[Task instructions]
Check each line of the data for "color" and select those that have it.
** Start **
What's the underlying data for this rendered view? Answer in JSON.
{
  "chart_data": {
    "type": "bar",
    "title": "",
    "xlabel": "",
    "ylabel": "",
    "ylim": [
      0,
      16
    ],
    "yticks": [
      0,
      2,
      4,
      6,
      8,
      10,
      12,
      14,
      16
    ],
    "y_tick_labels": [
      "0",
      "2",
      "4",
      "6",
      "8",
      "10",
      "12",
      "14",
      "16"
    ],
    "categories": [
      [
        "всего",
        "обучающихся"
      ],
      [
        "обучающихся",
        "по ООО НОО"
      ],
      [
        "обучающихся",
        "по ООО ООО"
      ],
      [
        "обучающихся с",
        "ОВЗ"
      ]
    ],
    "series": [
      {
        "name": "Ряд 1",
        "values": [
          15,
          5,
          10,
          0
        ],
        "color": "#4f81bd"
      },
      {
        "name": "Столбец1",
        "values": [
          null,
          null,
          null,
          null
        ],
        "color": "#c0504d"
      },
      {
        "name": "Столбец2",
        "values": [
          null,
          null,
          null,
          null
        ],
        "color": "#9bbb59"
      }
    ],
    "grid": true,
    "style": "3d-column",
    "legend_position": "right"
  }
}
** End **
[The output]
        "color": "#4f81bd"
        "color": "#c0504d"
        "color": "#9bbb59"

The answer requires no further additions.